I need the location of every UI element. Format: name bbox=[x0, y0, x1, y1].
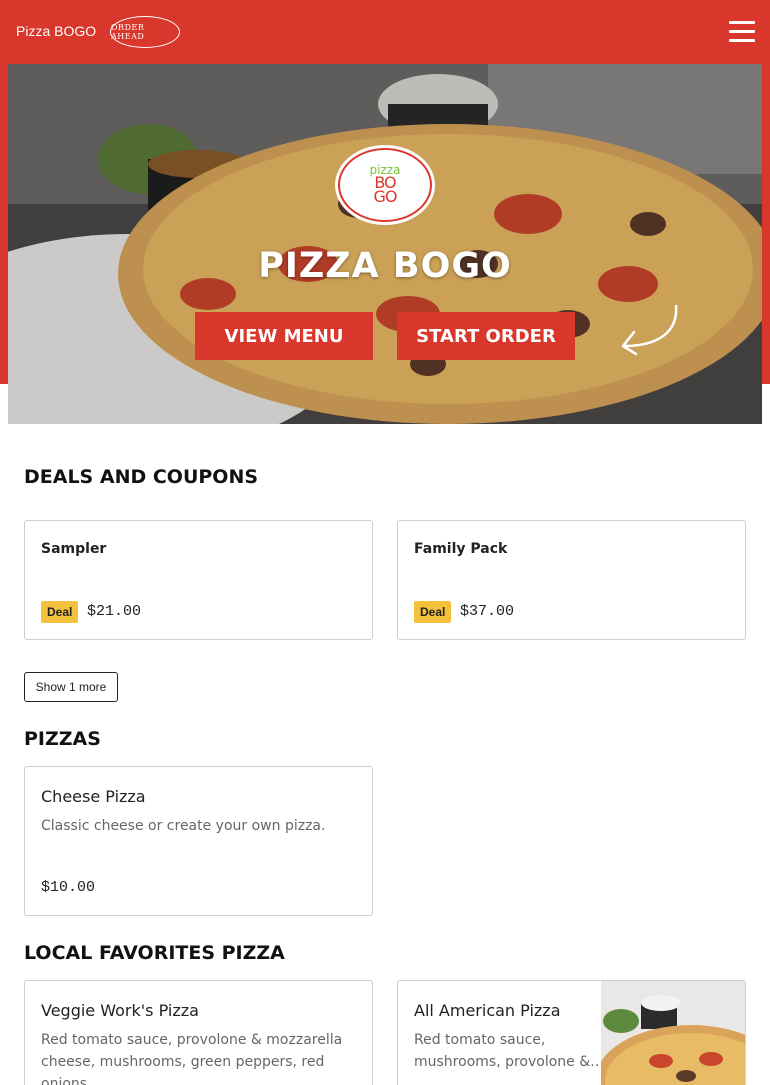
item-price: $10.00 bbox=[41, 879, 96, 896]
deal-price: $37.00 bbox=[460, 603, 515, 620]
menu-item-all-american-pizza[interactable]: All American Pizza Red tomato sauce, mus… bbox=[397, 980, 746, 1085]
view-menu-button[interactable]: VIEW MENU bbox=[195, 312, 373, 360]
hero-title: PIZZA BOGO bbox=[258, 246, 512, 286]
hamburger-icon[interactable] bbox=[729, 21, 755, 43]
item-thumbnail-image bbox=[601, 981, 745, 1085]
brand-name[interactable]: Pizza BOGO bbox=[16, 23, 96, 39]
pizzas-section-title: PIZZAS bbox=[24, 728, 101, 750]
deal-price: $21.00 bbox=[87, 603, 142, 620]
deal-badge: Deal bbox=[414, 601, 452, 623]
item-name: All American Pizza bbox=[414, 1001, 561, 1020]
item-name: Cheese Pizza bbox=[41, 787, 146, 806]
pizza-bogo-logo: pizza BO GO bbox=[338, 148, 432, 222]
deal-card-family-pack[interactable]: Family Pack Deal $37.00 bbox=[397, 520, 746, 640]
item-description: Red tomato sauce, provolone & mozzarella… bbox=[41, 1032, 343, 1085]
deal-card-sampler[interactable]: Sampler Deal $21.00 bbox=[24, 520, 373, 640]
show-more-button[interactable]: Show 1 more bbox=[24, 672, 118, 702]
order-ahead-badge: ORDER AHEAD bbox=[110, 16, 180, 48]
deal-name: Sampler bbox=[41, 541, 107, 557]
deal-name: Family Pack bbox=[414, 541, 508, 557]
item-description: Classic cheese or create your own pizza. bbox=[41, 818, 326, 834]
item-description: Red tomato sauce, mushrooms, provolone &… bbox=[414, 1032, 605, 1070]
start-order-button[interactable]: START ORDER bbox=[397, 312, 575, 360]
deals-section-title: DEALS AND COUPONS bbox=[24, 466, 259, 488]
deal-badge: Deal bbox=[41, 601, 79, 623]
menu-item-veggie-works-pizza[interactable]: Veggie Work's Pizza Red tomato sauce, pr… bbox=[24, 980, 373, 1085]
menu-item-cheese-pizza[interactable]: Cheese Pizza Classic cheese or create yo… bbox=[24, 766, 373, 916]
local-favorites-section-title: LOCAL FAVORITES PIZZA bbox=[24, 942, 285, 964]
hero-banner: pizza BO GO PIZZA BOGO VIEW MENU START O… bbox=[8, 64, 762, 424]
curved-arrow-icon bbox=[621, 304, 678, 356]
item-name: Veggie Work's Pizza bbox=[41, 1001, 199, 1020]
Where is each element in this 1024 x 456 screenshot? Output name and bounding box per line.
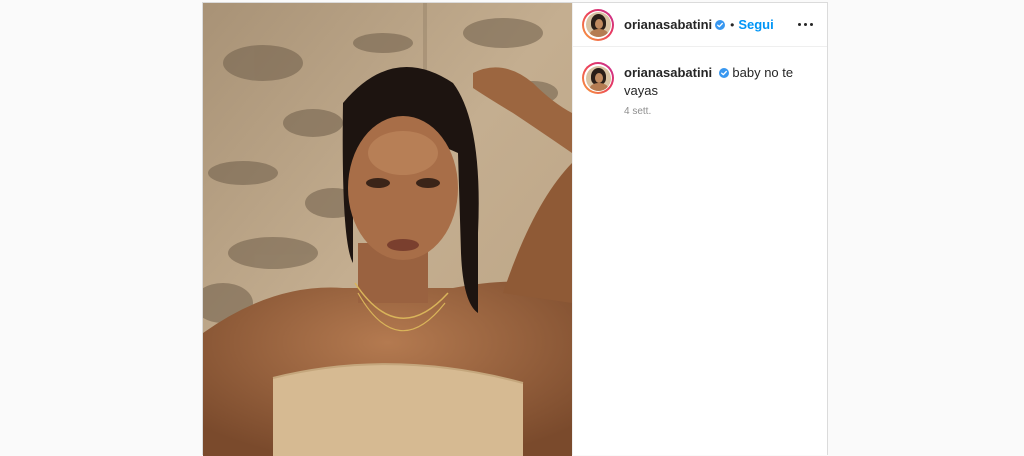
- author-avatar[interactable]: [582, 8, 614, 41]
- separator-dot: •: [730, 17, 735, 32]
- verified-badge-icon: [718, 68, 729, 78]
- comments-section: orianasabatini baby no te vayas 4 sett.: [573, 47, 827, 117]
- avatar-image: [585, 12, 611, 37]
- caption: orianasabatini baby no te vayas: [582, 62, 818, 100]
- post-sidebar: orianasabatini • Segui orianasabatini ba…: [572, 3, 827, 455]
- author-username[interactable]: orianasabatini: [624, 17, 712, 32]
- caption-avatar[interactable]: [582, 62, 614, 94]
- caption-username[interactable]: orianasabatini: [624, 65, 712, 80]
- post-header: orianasabatini • Segui: [573, 3, 827, 47]
- verified-badge-icon: [715, 19, 726, 30]
- post-photo[interactable]: [203, 3, 572, 456]
- follow-button[interactable]: Segui: [738, 17, 773, 32]
- more-options-icon[interactable]: [794, 17, 817, 32]
- avatar-image: [585, 65, 611, 91]
- post-container: orianasabatini • Segui orianasabatini ba…: [202, 2, 828, 456]
- post-photo-image: [203, 3, 572, 456]
- post-timestamp[interactable]: 4 sett.: [624, 106, 818, 117]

┄┄┄┄┄┄┄┄┄┄┄┄┄┄┄┄┄┄┄┄

• [Set exercise]
Please copy the rows from the line that contains "item-price: $10.00 bbox=[41, 879, 96, 896]" through the line that contains "menu-item-cheese-pizza[interactable]: Cheese Pizza" word for word.

• [Solution to this exercise]
item-price: $10.00 bbox=[41, 879, 96, 896]
deal-price: $37.00 bbox=[460, 603, 515, 620]
menu-item-all-american-pizza[interactable]: All American Pizza Red tomato sauce, mus… bbox=[397, 980, 746, 1085]
view-menu-button[interactable]: VIEW MENU bbox=[195, 312, 373, 360]
hero-title: PIZZA BOGO bbox=[258, 246, 512, 286]
hamburger-icon[interactable] bbox=[729, 21, 755, 43]
item-thumbnail-image bbox=[601, 981, 745, 1085]
brand-name[interactable]: Pizza BOGO bbox=[16, 23, 96, 39]
pizzas-section-title: PIZZAS bbox=[24, 728, 101, 750]
deal-price: $21.00 bbox=[87, 603, 142, 620]
deal-badge: Deal bbox=[414, 601, 452, 623]
item-name: All American Pizza bbox=[414, 1001, 561, 1020]
item-name: Cheese Pizza bbox=[41, 787, 146, 806]
pizza-bogo-logo: pizza BO GO bbox=[338, 148, 432, 222]
deal-card-family-pack[interactable]: Family Pack Deal $37.00 bbox=[397, 520, 746, 640]
item-description: Red tomato sauce, provolone & mozzarella… bbox=[41, 1032, 343, 1085]
deal-card-sampler[interactable]: Sampler Deal $21.00 bbox=[24, 520, 373, 640]
show-more-button[interactable]: Show 1 more bbox=[24, 672, 118, 702]
order-ahead-badge: ORDER AHEAD bbox=[110, 16, 180, 48]
deal-name: Sampler bbox=[41, 541, 107, 557]
deal-name: Family Pack bbox=[414, 541, 508, 557]
item-description: Classic cheese or create your own pizza. bbox=[41, 818, 326, 834]
item-description: Red tomato sauce, mushrooms, provolone &… bbox=[414, 1032, 605, 1070]
start-order-button[interactable]: START ORDER bbox=[397, 312, 575, 360]
deals-section-title: DEALS AND COUPONS bbox=[24, 466, 259, 488]
deal-badge: Deal bbox=[41, 601, 79, 623]
menu-item-veggie-works-pizza[interactable]: Veggie Work's Pizza Red tomato sauce, pr… bbox=[24, 980, 373, 1085]
menu-item-cheese-pizza[interactable]: Cheese Pizza Classic cheese or create yo… bbox=[24, 766, 373, 916]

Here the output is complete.